[Extracted data entries]
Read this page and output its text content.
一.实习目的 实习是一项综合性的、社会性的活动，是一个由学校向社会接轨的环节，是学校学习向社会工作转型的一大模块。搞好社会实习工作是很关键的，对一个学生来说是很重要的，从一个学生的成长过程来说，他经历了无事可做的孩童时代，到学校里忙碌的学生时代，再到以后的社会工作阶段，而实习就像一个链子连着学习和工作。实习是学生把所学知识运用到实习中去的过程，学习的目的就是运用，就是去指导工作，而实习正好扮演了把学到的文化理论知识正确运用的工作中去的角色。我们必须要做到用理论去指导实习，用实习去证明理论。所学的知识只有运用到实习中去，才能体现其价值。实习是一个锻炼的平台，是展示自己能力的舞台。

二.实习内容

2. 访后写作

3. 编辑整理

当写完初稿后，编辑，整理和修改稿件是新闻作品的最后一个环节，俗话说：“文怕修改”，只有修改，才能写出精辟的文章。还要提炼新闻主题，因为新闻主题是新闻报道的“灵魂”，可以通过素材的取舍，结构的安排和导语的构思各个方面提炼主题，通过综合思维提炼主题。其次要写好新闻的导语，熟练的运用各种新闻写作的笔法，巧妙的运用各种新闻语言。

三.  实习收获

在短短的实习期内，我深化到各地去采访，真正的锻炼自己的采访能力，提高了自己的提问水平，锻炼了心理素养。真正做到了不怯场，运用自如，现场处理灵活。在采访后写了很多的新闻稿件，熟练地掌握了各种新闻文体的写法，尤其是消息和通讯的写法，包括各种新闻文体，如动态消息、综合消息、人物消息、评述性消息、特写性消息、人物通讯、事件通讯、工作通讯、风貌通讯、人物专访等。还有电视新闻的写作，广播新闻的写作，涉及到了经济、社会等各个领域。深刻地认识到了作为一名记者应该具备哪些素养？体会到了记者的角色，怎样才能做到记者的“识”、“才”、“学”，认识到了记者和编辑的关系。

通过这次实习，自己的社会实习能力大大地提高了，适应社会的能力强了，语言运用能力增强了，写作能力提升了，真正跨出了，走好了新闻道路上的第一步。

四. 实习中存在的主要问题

# [Work instructions]
Every record shown above should be written out again exactly.

# [The reply]
Read this page and output its text content.
一.实习目的 实习是一项综合性的、社会性的活动，是一个由学校向社会接轨的环节，是学校学习向社会工作转型的一大模块。搞好社会实习工作是很关键的，对一个学生来说是很重要的，从一个学生的成长过程来说，他经历了无事可做的孩童时代，到学校里忙碌的学生时代，再到以后的社会工作阶段，而实习就像一个链子连着学习和工作。实习是学生把所学知识运用到实习中去的过程，学习的目的就是运用，就是去指导工作，而实习正好扮演了把学到的文化理论知识正确运用的工作中去的角色。我们必须要做到用理论去指导实习，用实习去证明理论。所学的知识只有运用到实习中去，才能体现其价值。实习是一个锻炼的平台，是展示自己能力的舞台。

二.实习内容

2. 访后写作

3. 编辑整理

当写完初稿后，编辑，整理和修改稿件是新闻作品的最后一个环节，俗话说：“文怕修改”，只有修改，才能写出精辟的文章。还要提炼新闻主题，因为新闻主题是新闻报道的“灵魂”，可以通过素材的取舍，结构的安排和导语的构思各个方面提炼主题，通过综合思维提炼主题。其次要写好新闻的导语，熟练的运用各种新闻写作的笔法，巧妙的运用各种新闻语言。

三.  实习收获

在短短的实习期内，我深化到各地去采访，真正的锻炼自己的采访能力，提高了自己的提问水平，锻炼了心理素养。真正做到了不怯场，运用自如，现场处理灵活。在采访后写了很多的新闻稿件，熟练地掌握了各种新闻文体的写法，尤其是消息和通讯的写法，包括各种新闻文体，如动态消息、综合消息、人物消息、评述性消息、特写性消息、人物通讯、事件通讯、工作通讯、风貌通讯、人物专访等。还有电视新闻的写作，广播新闻的写作，涉及到了经济、社会等各个领域。深刻地认识到了作为一名记者应该具备哪些素养？体会到了记者的角色，怎样才能做到记者的“识”、“才”、“学”，认识到了记者和编辑的关系。

通过这次实习，自己的社会实习能力大大地提高了，适应社会的能力强了，语言运用能力增强了，写作能力提升了，真正跨出了，走好了新闻道路上的第一步。

四. 实习中存在的主要问题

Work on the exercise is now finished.